Exercise prompt: Copy every line that contains the string "sigma" from the entries below.

— Start Excerpted records —

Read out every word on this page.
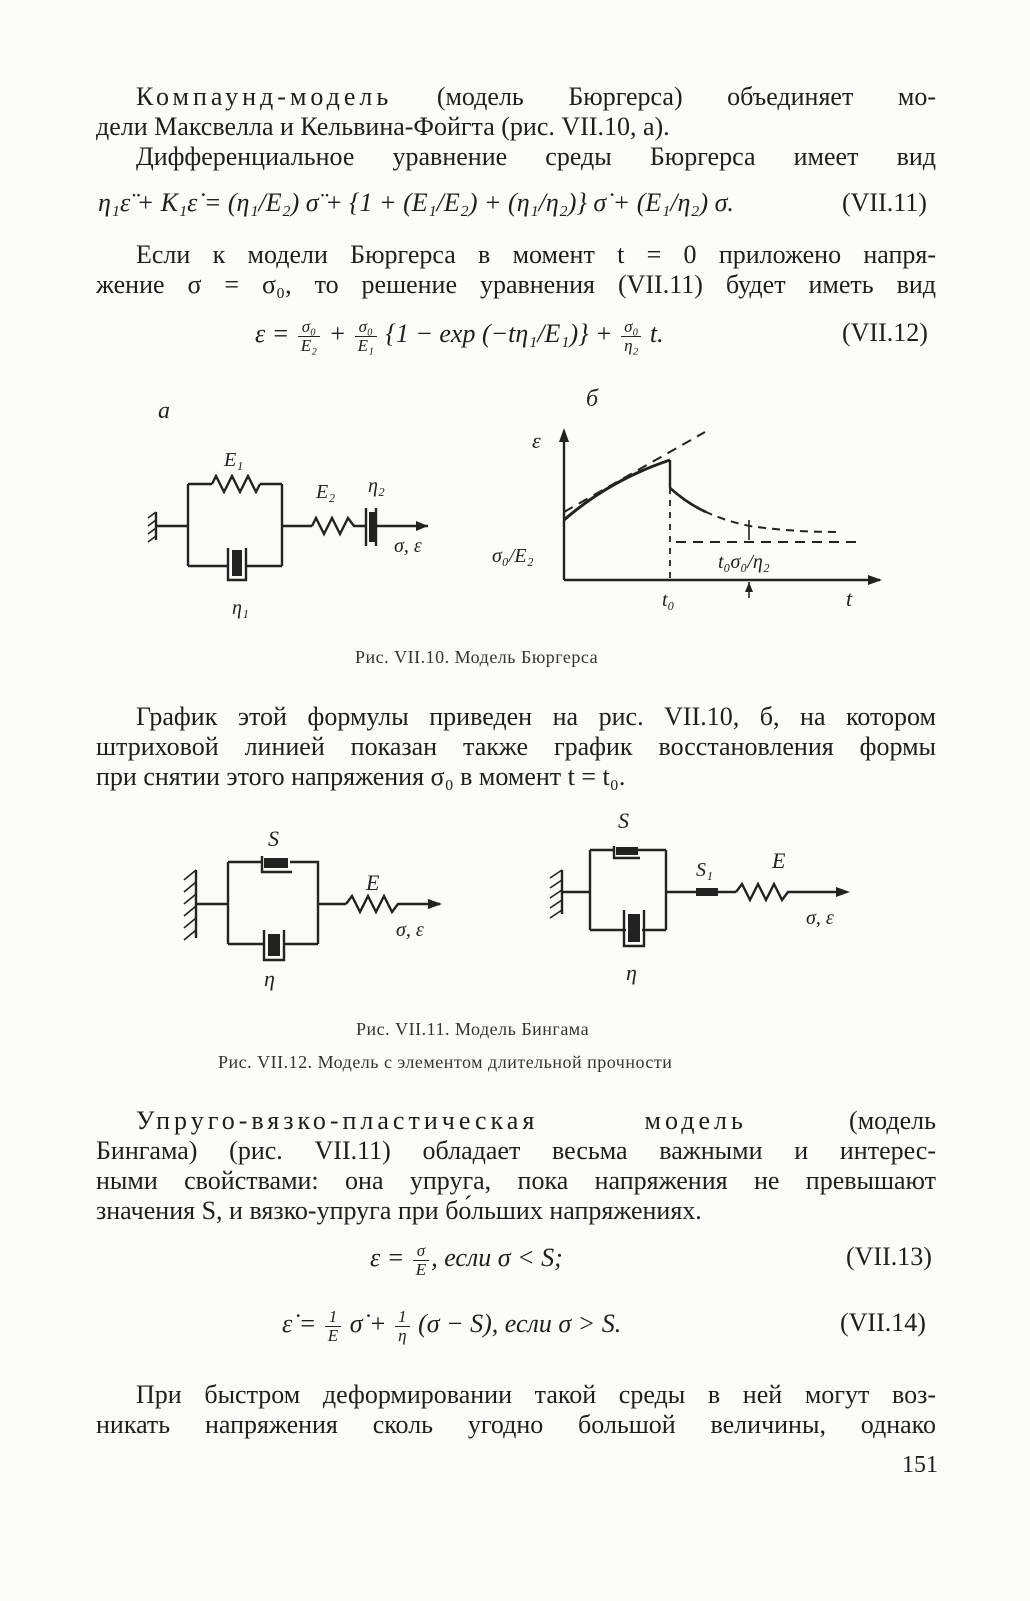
Компаунд-модель (модель Бюргерса) объединяет мо-
дели Максвелла и Кельвина-Фойгта (рис. VII.10, а).
Дифференциальное уравнение среды Бюргерса имеет вид
η₁ε̈ + K₁ε̇ = (η₁/E₂) σ̈ + {1 + (E₁/E₂) + (η₁/η₂)} σ̇ + (E₁/η₂) σ.	(VII.11)
Если к модели Бюргерса в момент t = 0 приложено напря-
жение σ = σ₀, то решение уравнения (VII.11) будет иметь вид
$\varepsilon = \frac{\text{σ₀}}{\text{E₂}} + \frac{\text{σ₀}}{\text{E₁}} \{1 - \exp (-t\eta_1/E_1)\} + \frac{\text{σ₀}}{\text{η₂}} t$.	(VII.12)
a	б
E₁
E₂ η₂
η₁
σ, ε
ε
t
σ₀/E₂
t₀
t₀σ₀/η₂
Рис. VII.10. Модель Бюргерса
График этой формулы приведен на рис. VII.10, б, на котором
штриховой линией показан также график восстановления формы
при снятии этого напряжения σ₀ в момент t = t₀.
S
E
η
σ, ε
S
S₁	E
η
σ, ε
Рис. VII.11. Модель Бингама
Рис. VII.12. Модель с элементом длительной прочности
Упруго-вязко-пластическая модель (модель
Бингама) (рис. VII.11) обладает весьма важными и интерес-
ными свойствами: она упруга, пока напряжения не превышают
значения S, и вязко-упруга при бо́льших напряжениях.
$\varepsilon = \frac{\sigma}{E}$ , если σ < S;	(VII.13)
ε̇ = $\frac{1}{E}$ σ̇ + $\frac{1}{\eta} (\sigma - S)$, если σ > S.	(VII.14)
При быстром деформировании такой среды в ней могут воз-
никать напряжения сколь угодно большой величины, однако
151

— End Excerpted records —

Full output:
$\varepsilon = \frac{\sigma}{E}$ , если σ < S;	(VII.13)
ε̇ = $\frac{1}{E}$ σ̇ + $\frac{1}{\eta} (\sigma - S)$, если σ > S.	(VII.14)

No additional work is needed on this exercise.